• DATASET EXTRACT:

## Start

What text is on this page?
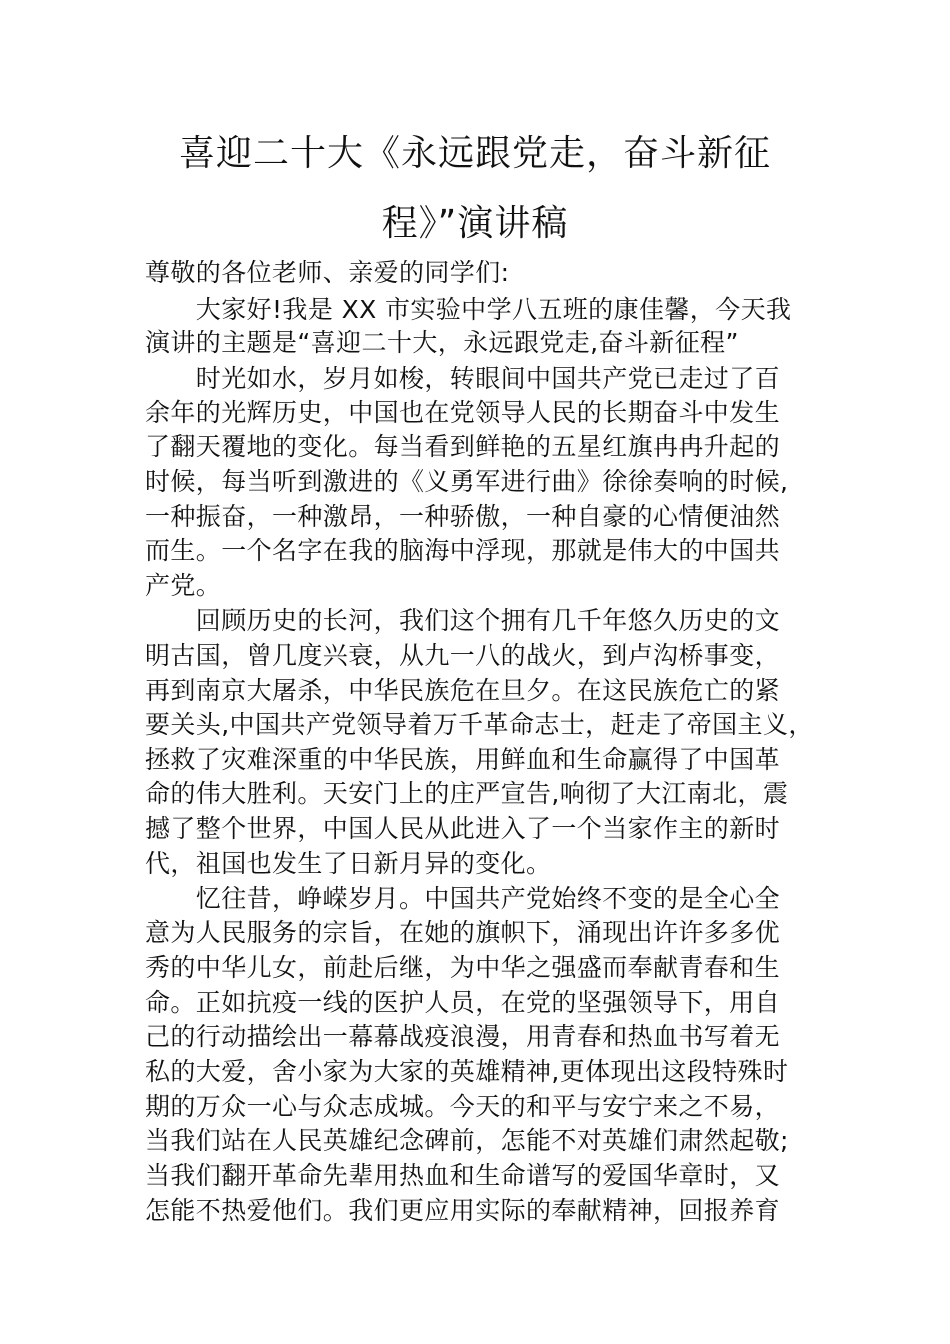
喜迎二十大《永远跟党走，奋斗新征
程》”演讲稿
尊敬的各位老师、亲爱的同学们:
　　大家好!我是 XX 市实验中学八五班的康佳馨，今天我
演讲的主题是“喜迎二十大，永远跟党走,奋斗新征程”
　　时光如水，岁月如梭，转眼间中国共产党已走过了百
余年的光辉历史，中国也在党领导人民的长期奋斗中发生
了翻天覆地的变化。每当看到鲜艳的五星红旗冉冉升起的
时候，每当听到激进的《义勇军进行曲》徐徐奏响的时候,
一种振奋，一种激昂，一种骄傲，一种自豪的心情便油然
而生。一个名字在我的脑海中浮现，那就是伟大的中国共
产党。
　　回顾历史的长河，我们这个拥有几千年悠久历史的文
明古国，曾几度兴衰，从九一八的战火，到卢沟桥事变，
再到南京大屠杀，中华民族危在旦夕。在这民族危亡的紧
要关头,中国共产党领导着万千革命志士，赶走了帝国主义，
拯救了灾难深重的中华民族，用鲜血和生命赢得了中国革
命的伟大胜利。天安门上的庄严宣告,响彻了大江南北，震
撼了整个世界，中国人民从此进入了一个当家作主的新时
代，祖国也发生了日新月异的变化。
　　忆往昔，峥嵘岁月。中国共产党始终不变的是全心全
意为人民服务的宗旨，在她的旗帜下，涌现出许许多多优
秀的中华儿女，前赴后继，为中华之强盛而奉献青春和生
命。正如抗疫一线的医护人员，在党的坚强领导下，用自
己的行动描绘出一幕幕战疫浪漫，用青春和热血书写着无
私的大爱，舍小家为大家的英雄精神,更体现出这段特殊时
期的万众一心与众志成城。今天的和平与安宁来之不易，
当我们站在人民英雄纪念碑前，怎能不对英雄们肃然起敬;
当我们翻开革命先辈用热血和生命谱写的爱国华章时，又
怎能不热爱他们。我们更应用实际的奉献精神，回报养育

## End

• DESCRIPTION OF THE TASK:
Quote all the lines above exactly as given. Do not include the pictures.

• OUTPUT FOR THIS EXERCISE:
What text is on this page?
喜迎二十大《永远跟党走，奋斗新征
程》”演讲稿
尊敬的各位老师、亲爱的同学们:
　　大家好!我是 XX 市实验中学八五班的康佳馨，今天我
演讲的主题是“喜迎二十大，永远跟党走,奋斗新征程”
　　时光如水，岁月如梭，转眼间中国共产党已走过了百
余年的光辉历史，中国也在党领导人民的长期奋斗中发生
了翻天覆地的变化。每当看到鲜艳的五星红旗冉冉升起的
时候，每当听到激进的《义勇军进行曲》徐徐奏响的时候,
一种振奋，一种激昂，一种骄傲，一种自豪的心情便油然
而生。一个名字在我的脑海中浮现，那就是伟大的中国共
产党。
　　回顾历史的长河，我们这个拥有几千年悠久历史的文
明古国，曾几度兴衰，从九一八的战火，到卢沟桥事变，
再到南京大屠杀，中华民族危在旦夕。在这民族危亡的紧
要关头,中国共产党领导着万千革命志士，赶走了帝国主义，
拯救了灾难深重的中华民族，用鲜血和生命赢得了中国革
命的伟大胜利。天安门上的庄严宣告,响彻了大江南北，震
撼了整个世界，中国人民从此进入了一个当家作主的新时
代，祖国也发生了日新月异的变化。
　　忆往昔，峥嵘岁月。中国共产党始终不变的是全心全
意为人民服务的宗旨，在她的旗帜下，涌现出许许多多优
秀的中华儿女，前赴后继，为中华之强盛而奉献青春和生
命。正如抗疫一线的医护人员，在党的坚强领导下，用自
己的行动描绘出一幕幕战疫浪漫，用青春和热血书写着无
私的大爱，舍小家为大家的英雄精神,更体现出这段特殊时
期的万众一心与众志成城。今天的和平与安宁来之不易，
当我们站在人民英雄纪念碑前，怎能不对英雄们肃然起敬;
当我们翻开革命先辈用热血和生命谱写的爱国华章时，又
怎能不热爱他们。我们更应用实际的奉献精神，回报养育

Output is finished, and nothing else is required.